GOAL OF THE EXERCISE |
Transcribe the records that follow in their entirety, omitting any pictures.

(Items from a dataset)
──────────────────────────────

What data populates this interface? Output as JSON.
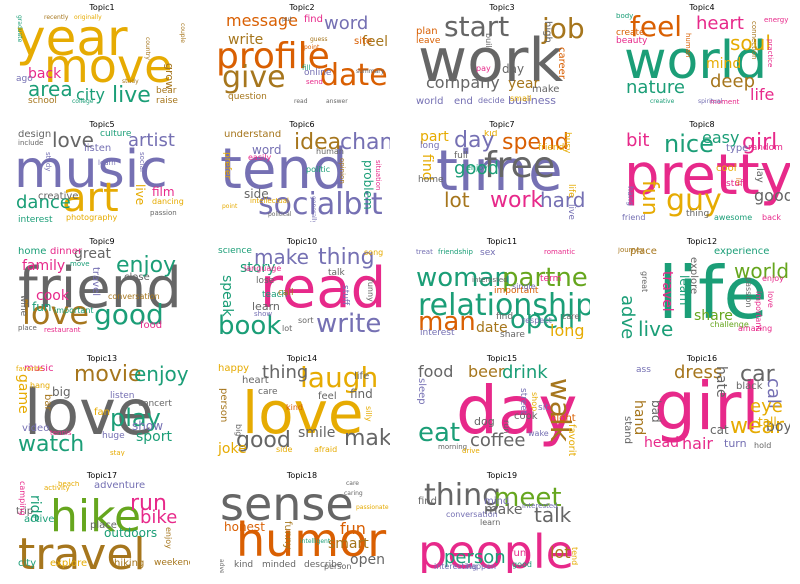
{
  "colors": {
    "orange": "#d95f02",
    "purple": "#7570b3",
    "pink": "#e7298a",
    "green": "#66a61e",
    "teal": "#1b9e77",
    "gold": "#e6ab02",
    "brown": "#a6761d",
    "gray": "#666666"
  },
  "chart_data": {
    "type": "wordcloud",
    "topics": [
      {
        "title": "Topic1",
        "words": [
          "year",
          "move",
          "live",
          "area",
          "city",
          "back",
          "grow",
          "school",
          "bear",
          "raise",
          "ago",
          "college",
          "study",
          "graduate",
          "recently",
          "originally",
          "country",
          "couple"
        ]
      },
      {
        "title": "Topic2",
        "words": [
          "profile",
          "date",
          "give",
          "word",
          "message",
          "write",
          "feel",
          "find",
          "site",
          "question",
          "online",
          "fill",
          "send",
          "put",
          "guess",
          "point",
          "answer",
          "read",
          "summary"
        ]
      },
      {
        "title": "Topic3",
        "words": [
          "work",
          "start",
          "job",
          "company",
          "year",
          "day",
          "business",
          "make",
          "world",
          "end",
          "plan",
          "leave",
          "decide",
          "career",
          "high",
          "build",
          "pay",
          "small"
        ]
      },
      {
        "title": "Topic4",
        "words": [
          "world",
          "feel",
          "heart",
          "soul",
          "nature",
          "deep",
          "life",
          "mind",
          "beauty",
          "create",
          "body",
          "energy",
          "moment",
          "creative",
          "spiritual",
          "connection",
          "practice",
          "human"
        ]
      },
      {
        "title": "Topic5",
        "words": [
          "music",
          "art",
          "love",
          "artist",
          "dance",
          "design",
          "culture",
          "listen",
          "creative",
          "film",
          "interest",
          "photography",
          "include",
          "learn",
          "study",
          "social",
          "dancing",
          "passion",
          "live"
        ]
      },
      {
        "title": "Topic6",
        "words": [
          "tend",
          "socialbit",
          "idea",
          "change",
          "word",
          "understand",
          "side",
          "prefer",
          "problem",
          "politic",
          "human",
          "easily",
          "intellectual",
          "point",
          "opinion",
          "generally",
          "political",
          "situation"
        ]
      },
      {
        "title": "Topic7",
        "words": [
          "time",
          "free",
          "work",
          "spend",
          "day",
          "good",
          "lot",
          "hard",
          "find",
          "part",
          "long",
          "full",
          "enjoy",
          "kid",
          "friend",
          "busy",
          "life",
          "home",
          "live"
        ]
      },
      {
        "title": "Topic8",
        "words": [
          "pretty",
          "guy",
          "fun",
          "nice",
          "girl",
          "bit",
          "easy",
          "good",
          "cool",
          "type",
          "random",
          "lay",
          "stuff",
          "friend",
          "thing",
          "awesome",
          "back",
          "hang",
          "lol"
        ]
      },
      {
        "title": "Topic9",
        "words": [
          "friend",
          "love",
          "good",
          "enjoy",
          "family",
          "great",
          "cook",
          "fun",
          "food",
          "home",
          "dinner",
          "travel",
          "close",
          "wine",
          "important",
          "conversation",
          "restaurant",
          "place",
          "move"
        ]
      },
      {
        "title": "Topic10",
        "words": [
          "read",
          "book",
          "write",
          "make",
          "thing",
          "story",
          "speak",
          "learn",
          "language",
          "science",
          "talk",
          "song",
          "lose",
          "teach",
          "show",
          "call",
          "sort",
          "lot",
          "stuff",
          "funny"
        ]
      },
      {
        "title": "Topic11",
        "words": [
          "relationship",
          "woman",
          "partner",
          "man",
          "open",
          "long",
          "date",
          "interest",
          "share",
          "sex",
          "term",
          "important",
          "single",
          "find",
          "respect",
          "care",
          "treat",
          "friendship",
          "romantic",
          "interested"
        ]
      },
      {
        "title": "Topic12",
        "words": [
          "life",
          "live",
          "world",
          "travel",
          "learn",
          "share",
          "experience",
          "explore",
          "adventure",
          "place",
          "enjoy",
          "passion",
          "great",
          "challenge",
          "amazing",
          "love",
          "important",
          "journey"
        ]
      },
      {
        "title": "Topic13",
        "words": [
          "love",
          "watch",
          "play",
          "movie",
          "enjoy",
          "game",
          "sport",
          "show",
          "big",
          "music",
          "video",
          "fan",
          "bar",
          "listen",
          "concert",
          "huge",
          "favorite",
          "tennis",
          "hang",
          "stay"
        ]
      },
      {
        "title": "Topic14",
        "words": [
          "love",
          "make",
          "laugh",
          "good",
          "thing",
          "smile",
          "joke",
          "heart",
          "happy",
          "care",
          "feel",
          "find",
          "life",
          "person",
          "big",
          "side",
          "afraid",
          "silly",
          "kind"
        ]
      },
      {
        "title": "Topic15",
        "words": [
          "day",
          "eat",
          "walk",
          "coffee",
          "food",
          "beer",
          "drink",
          "sleep",
          "cook",
          "dog",
          "night",
          "favorite",
          "shop",
          "street",
          "morning",
          "drive",
          "run",
          "sit",
          "wake"
        ]
      },
      {
        "title": "Topic16",
        "words": [
          "girl",
          "car",
          "wear",
          "hair",
          "boy",
          "dress",
          "call",
          "eye",
          "tall",
          "hate",
          "head",
          "cat",
          "hand",
          "black",
          "bad",
          "turn",
          "hold",
          "stand",
          "ass"
        ]
      },
      {
        "title": "Topic17",
        "words": [
          "travel",
          "hike",
          "run",
          "bike",
          "outdoors",
          "adventure",
          "ride",
          "trip",
          "active",
          "place",
          "explore",
          "camping",
          "city",
          "hiking",
          "weekend",
          "enjoy",
          "beach",
          "activity"
        ]
      },
      {
        "title": "Topic18",
        "words": [
          "sense",
          "humor",
          "fun",
          "smart",
          "open",
          "kind",
          "honest",
          "minded",
          "describe",
          "funny",
          "person",
          "intelligent",
          "care",
          "caring",
          "passionate",
          "adventurous"
        ]
      },
      {
        "title": "Topic19",
        "words": [
          "people",
          "thing",
          "meet",
          "talk",
          "make",
          "person",
          "lot",
          "find",
          "fun",
          "mind",
          "interested",
          "conversation",
          "learn",
          "interesting",
          "happen",
          "good",
          "tend"
        ]
      }
    ]
  }
}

──────────────────────────────

COMPLETED EXERCISE |
What data populates this interface? Output as JSON.
{
  "colors": {
    "orange": "#d95f02",
    "purple": "#7570b3",
    "pink": "#e7298a",
    "green": "#66a61e",
    "teal": "#1b9e77",
    "gold": "#e6ab02",
    "brown": "#a6761d",
    "gray": "#666666"
  },
  "chart_data": {
    "type": "wordcloud",
    "topics": [
      {
        "title": "Topic1",
        "words": [
          "year",
          "move",
          "live",
          "area",
          "city",
          "back",
          "grow",
          "school",
          "bear",
          "raise",
          "ago",
          "college",
          "study",
          "graduate",
          "recently",
          "originally",
          "country",
          "couple"
        ]
      },
      {
        "title": "Topic2",
        "words": [
          "profile",
          "date",
          "give",
          "word",
          "message",
          "write",
          "feel",
          "find",
          "site",
          "question",
          "online",
          "fill",
          "send",
          "put",
          "guess",
          "point",
          "answer",
          "read",
          "summary"
        ]
      },
      {
        "title": "Topic3",
        "words": [
          "work",
          "start",
          "job",
          "company",
          "year",
          "day",
          "business",
          "make",
          "world",
          "end",
          "plan",
          "leave",
          "decide",
          "career",
          "high",
          "build",
          "pay",
          "small"
        ]
      },
      {
        "title": "Topic4",
        "words": [
          "world",
          "feel",
          "heart",
          "soul",
          "nature",
          "deep",
          "life",
          "mind",
          "beauty",
          "create",
          "body",
          "energy",
          "moment",
          "creative",
          "spiritual",
          "connection",
          "practice",
          "human"
        ]
      },
      {
        "title": "Topic5",
        "words": [
          "music",
          "art",
          "love",
          "artist",
          "dance",
          "design",
          "culture",
          "listen",
          "creative",
          "film",
          "interest",
          "photography",
          "include",
          "learn",
          "study",
          "social",
          "dancing",
          "passion",
          "live"
        ]
      },
      {
        "title": "Topic6",
        "words": [
          "tend",
          "socialbit",
          "idea",
          "change",
          "word",
          "understand",
          "side",
          "prefer",
          "problem",
          "politic",
          "human",
          "easily",
          "intellectual",
          "point",
          "opinion",
          "generally",
          "political",
          "situation"
        ]
      },
      {
        "title": "Topic7",
        "words": [
          "time",
          "free",
          "work",
          "spend",
          "day",
          "good",
          "lot",
          "hard",
          "find",
          "part",
          "long",
          "full",
          "enjoy",
          "kid",
          "friend",
          "busy",
          "life",
          "home",
          "live"
        ]
      },
      {
        "title": "Topic8",
        "words": [
          "pretty",
          "guy",
          "fun",
          "nice",
          "girl",
          "bit",
          "easy",
          "good",
          "cool",
          "type",
          "random",
          "lay",
          "stuff",
          "friend",
          "thing",
          "awesome",
          "back",
          "hang",
          "lol"
        ]
      },
      {
        "title": "Topic9",
        "words": [
          "friend",
          "love",
          "good",
          "enjoy",
          "family",
          "great",
          "cook",
          "fun",
          "food",
          "home",
          "dinner",
          "travel",
          "close",
          "wine",
          "important",
          "conversation",
          "restaurant",
          "place",
          "move"
        ]
      },
      {
        "title": "Topic10",
        "words": [
          "read",
          "book",
          "write",
          "make",
          "thing",
          "story",
          "speak",
          "learn",
          "language",
          "science",
          "talk",
          "song",
          "lose",
          "teach",
          "show",
          "call",
          "sort",
          "lot",
          "stuff",
          "funny"
        ]
      },
      {
        "title": "Topic11",
        "words": [
          "relationship",
          "woman",
          "partner",
          "man",
          "open",
          "long",
          "date",
          "interest",
          "share",
          "sex",
          "term",
          "important",
          "single",
          "find",
          "respect",
          "care",
          "treat",
          "friendship",
          "romantic",
          "interested"
        ]
      },
      {
        "title": "Topic12",
        "words": [
          "life",
          "live",
          "world",
          "travel",
          "learn",
          "share",
          "experience",
          "explore",
          "adventure",
          "place",
          "enjoy",
          "passion",
          "great",
          "challenge",
          "amazing",
          "love",
          "important",
          "journey"
        ]
      },
      {
        "title": "Topic13",
        "words": [
          "love",
          "watch",
          "play",
          "movie",
          "enjoy",
          "game",
          "sport",
          "show",
          "big",
          "music",
          "video",
          "fan",
          "bar",
          "listen",
          "concert",
          "huge",
          "favorite",
          "tennis",
          "hang",
          "stay"
        ]
      },
      {
        "title": "Topic14",
        "words": [
          "love",
          "make",
          "laugh",
          "good",
          "thing",
          "smile",
          "joke",
          "heart",
          "happy",
          "care",
          "feel",
          "find",
          "life",
          "person",
          "big",
          "side",
          "afraid",
          "silly",
          "kind"
        ]
      },
      {
        "title": "Topic15",
        "words": [
          "day",
          "eat",
          "walk",
          "coffee",
          "food",
          "beer",
          "drink",
          "sleep",
          "cook",
          "dog",
          "night",
          "favorite",
          "shop",
          "street",
          "morning",
          "drive",
          "run",
          "sit",
          "wake"
        ]
      },
      {
        "title": "Topic16",
        "words": [
          "girl",
          "car",
          "wear",
          "hair",
          "boy",
          "dress",
          "call",
          "eye",
          "tall",
          "hate",
          "head",
          "cat",
          "hand",
          "black",
          "bad",
          "turn",
          "hold",
          "stand",
          "ass"
        ]
      },
      {
        "title": "Topic17",
        "words": [
          "travel",
          "hike",
          "run",
          "bike",
          "outdoors",
          "adventure",
          "ride",
          "trip",
          "active",
          "place",
          "explore",
          "camping",
          "city",
          "hiking",
          "weekend",
          "enjoy",
          "beach",
          "activity"
        ]
      },
      {
        "title": "Topic18",
        "words": [
          "sense",
          "humor",
          "fun",
          "smart",
          "open",
          "kind",
          "honest",
          "minded",
          "describe",
          "funny",
          "person",
          "intelligent",
          "care",
          "caring",
          "passionate",
          "adventurous"
        ]
      },
      {
        "title": "Topic19",
        "words": [
          "people",
          "thing",
          "meet",
          "talk",
          "make",
          "person",
          "lot",
          "find",
          "fun",
          "mind",
          "interested",
          "conversation",
          "learn",
          "interesting",
          "happen",
          "good",
          "tend"
        ]
      }
    ]
  }
}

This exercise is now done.